Records from a data collection
/---

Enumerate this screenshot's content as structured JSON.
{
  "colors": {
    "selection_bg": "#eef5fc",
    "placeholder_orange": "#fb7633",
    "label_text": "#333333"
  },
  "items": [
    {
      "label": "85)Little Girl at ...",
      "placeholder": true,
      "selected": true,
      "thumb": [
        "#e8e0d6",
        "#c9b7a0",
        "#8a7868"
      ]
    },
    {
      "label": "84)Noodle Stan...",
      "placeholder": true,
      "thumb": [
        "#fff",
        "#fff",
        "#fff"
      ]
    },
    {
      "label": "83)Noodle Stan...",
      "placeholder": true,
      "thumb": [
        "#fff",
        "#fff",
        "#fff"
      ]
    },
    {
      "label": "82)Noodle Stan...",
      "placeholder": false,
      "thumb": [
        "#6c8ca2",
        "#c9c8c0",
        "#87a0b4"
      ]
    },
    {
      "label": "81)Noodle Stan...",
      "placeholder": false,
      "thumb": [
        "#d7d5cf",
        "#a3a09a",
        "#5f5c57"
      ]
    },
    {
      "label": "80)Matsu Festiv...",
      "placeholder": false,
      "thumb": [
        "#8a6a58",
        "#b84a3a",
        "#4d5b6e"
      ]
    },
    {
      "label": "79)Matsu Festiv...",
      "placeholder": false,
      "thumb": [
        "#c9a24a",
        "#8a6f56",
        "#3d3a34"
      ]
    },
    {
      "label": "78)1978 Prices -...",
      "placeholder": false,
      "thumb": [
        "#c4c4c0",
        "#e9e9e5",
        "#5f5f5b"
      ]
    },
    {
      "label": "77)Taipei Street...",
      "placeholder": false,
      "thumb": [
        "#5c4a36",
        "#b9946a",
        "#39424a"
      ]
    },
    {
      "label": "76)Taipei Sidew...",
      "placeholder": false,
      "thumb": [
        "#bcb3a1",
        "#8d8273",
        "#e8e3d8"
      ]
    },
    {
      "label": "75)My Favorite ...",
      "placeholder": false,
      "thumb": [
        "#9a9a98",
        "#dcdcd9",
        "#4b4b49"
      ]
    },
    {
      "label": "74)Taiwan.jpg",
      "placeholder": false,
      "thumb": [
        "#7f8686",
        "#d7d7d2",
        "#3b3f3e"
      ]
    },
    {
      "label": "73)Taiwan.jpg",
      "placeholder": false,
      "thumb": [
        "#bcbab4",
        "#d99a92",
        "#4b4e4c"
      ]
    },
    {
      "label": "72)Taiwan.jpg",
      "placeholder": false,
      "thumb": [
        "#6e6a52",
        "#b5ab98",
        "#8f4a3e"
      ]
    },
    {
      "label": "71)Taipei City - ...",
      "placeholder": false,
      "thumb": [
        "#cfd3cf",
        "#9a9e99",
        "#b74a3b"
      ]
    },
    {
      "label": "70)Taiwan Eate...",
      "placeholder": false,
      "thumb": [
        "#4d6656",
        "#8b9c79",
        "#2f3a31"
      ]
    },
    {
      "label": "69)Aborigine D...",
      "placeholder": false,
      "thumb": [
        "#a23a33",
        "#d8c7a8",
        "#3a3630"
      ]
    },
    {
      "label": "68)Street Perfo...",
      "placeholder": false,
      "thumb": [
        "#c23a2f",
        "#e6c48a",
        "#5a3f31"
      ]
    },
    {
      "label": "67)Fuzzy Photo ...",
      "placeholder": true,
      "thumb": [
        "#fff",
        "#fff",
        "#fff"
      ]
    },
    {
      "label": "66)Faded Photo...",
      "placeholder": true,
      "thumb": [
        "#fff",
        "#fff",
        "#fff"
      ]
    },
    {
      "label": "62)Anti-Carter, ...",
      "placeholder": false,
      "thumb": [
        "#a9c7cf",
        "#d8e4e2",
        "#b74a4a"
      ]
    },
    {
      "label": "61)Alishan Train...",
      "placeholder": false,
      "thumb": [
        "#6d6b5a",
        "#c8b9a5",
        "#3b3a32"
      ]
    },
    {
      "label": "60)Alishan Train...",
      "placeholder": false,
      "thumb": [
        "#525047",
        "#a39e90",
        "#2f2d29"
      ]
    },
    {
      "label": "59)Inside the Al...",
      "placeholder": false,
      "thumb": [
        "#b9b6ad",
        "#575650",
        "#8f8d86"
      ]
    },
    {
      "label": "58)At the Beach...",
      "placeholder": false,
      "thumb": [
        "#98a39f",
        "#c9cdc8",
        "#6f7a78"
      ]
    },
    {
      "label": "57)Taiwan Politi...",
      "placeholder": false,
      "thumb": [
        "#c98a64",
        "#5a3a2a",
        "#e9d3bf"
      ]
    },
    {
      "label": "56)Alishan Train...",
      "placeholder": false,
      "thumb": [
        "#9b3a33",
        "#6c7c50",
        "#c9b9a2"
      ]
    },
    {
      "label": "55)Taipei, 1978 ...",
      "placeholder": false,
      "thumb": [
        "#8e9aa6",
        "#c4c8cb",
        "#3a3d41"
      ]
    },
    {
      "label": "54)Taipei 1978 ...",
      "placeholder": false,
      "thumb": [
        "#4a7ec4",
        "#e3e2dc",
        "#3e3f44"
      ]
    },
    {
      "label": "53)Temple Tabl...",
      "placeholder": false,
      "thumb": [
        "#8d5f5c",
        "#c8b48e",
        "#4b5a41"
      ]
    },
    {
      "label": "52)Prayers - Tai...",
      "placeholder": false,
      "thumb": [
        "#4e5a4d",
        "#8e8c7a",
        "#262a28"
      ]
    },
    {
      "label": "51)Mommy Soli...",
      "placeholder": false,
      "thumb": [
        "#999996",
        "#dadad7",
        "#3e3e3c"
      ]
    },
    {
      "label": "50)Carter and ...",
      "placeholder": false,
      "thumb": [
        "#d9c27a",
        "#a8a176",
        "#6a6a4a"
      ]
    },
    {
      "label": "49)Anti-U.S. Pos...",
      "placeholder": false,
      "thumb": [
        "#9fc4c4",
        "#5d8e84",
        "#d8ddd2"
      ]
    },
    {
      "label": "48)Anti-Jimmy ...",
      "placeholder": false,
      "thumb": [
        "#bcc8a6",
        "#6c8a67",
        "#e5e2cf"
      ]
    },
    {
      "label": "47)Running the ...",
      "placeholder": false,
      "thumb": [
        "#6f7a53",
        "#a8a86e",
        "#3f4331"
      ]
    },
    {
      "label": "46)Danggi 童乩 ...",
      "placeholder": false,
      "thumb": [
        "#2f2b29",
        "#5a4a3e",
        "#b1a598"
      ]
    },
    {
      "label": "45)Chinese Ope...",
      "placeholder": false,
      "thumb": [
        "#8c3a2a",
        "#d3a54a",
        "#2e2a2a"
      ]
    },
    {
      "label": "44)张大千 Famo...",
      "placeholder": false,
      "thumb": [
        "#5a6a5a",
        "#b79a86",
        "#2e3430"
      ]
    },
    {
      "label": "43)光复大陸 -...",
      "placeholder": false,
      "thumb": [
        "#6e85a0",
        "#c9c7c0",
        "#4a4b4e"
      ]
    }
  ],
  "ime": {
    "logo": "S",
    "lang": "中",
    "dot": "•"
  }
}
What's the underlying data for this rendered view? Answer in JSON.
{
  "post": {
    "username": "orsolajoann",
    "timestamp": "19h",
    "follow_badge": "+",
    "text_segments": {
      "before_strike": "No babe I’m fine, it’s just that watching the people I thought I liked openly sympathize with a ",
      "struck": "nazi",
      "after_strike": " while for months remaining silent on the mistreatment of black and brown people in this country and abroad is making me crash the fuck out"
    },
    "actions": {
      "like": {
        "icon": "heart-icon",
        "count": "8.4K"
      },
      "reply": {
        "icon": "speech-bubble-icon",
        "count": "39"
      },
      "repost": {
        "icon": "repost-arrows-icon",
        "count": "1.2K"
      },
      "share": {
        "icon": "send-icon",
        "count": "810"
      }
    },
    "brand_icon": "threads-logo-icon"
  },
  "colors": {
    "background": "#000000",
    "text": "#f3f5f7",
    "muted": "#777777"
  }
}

\---

● Written task: What is the number of lines holding the word "Street"? State it alone.

● Solution: 2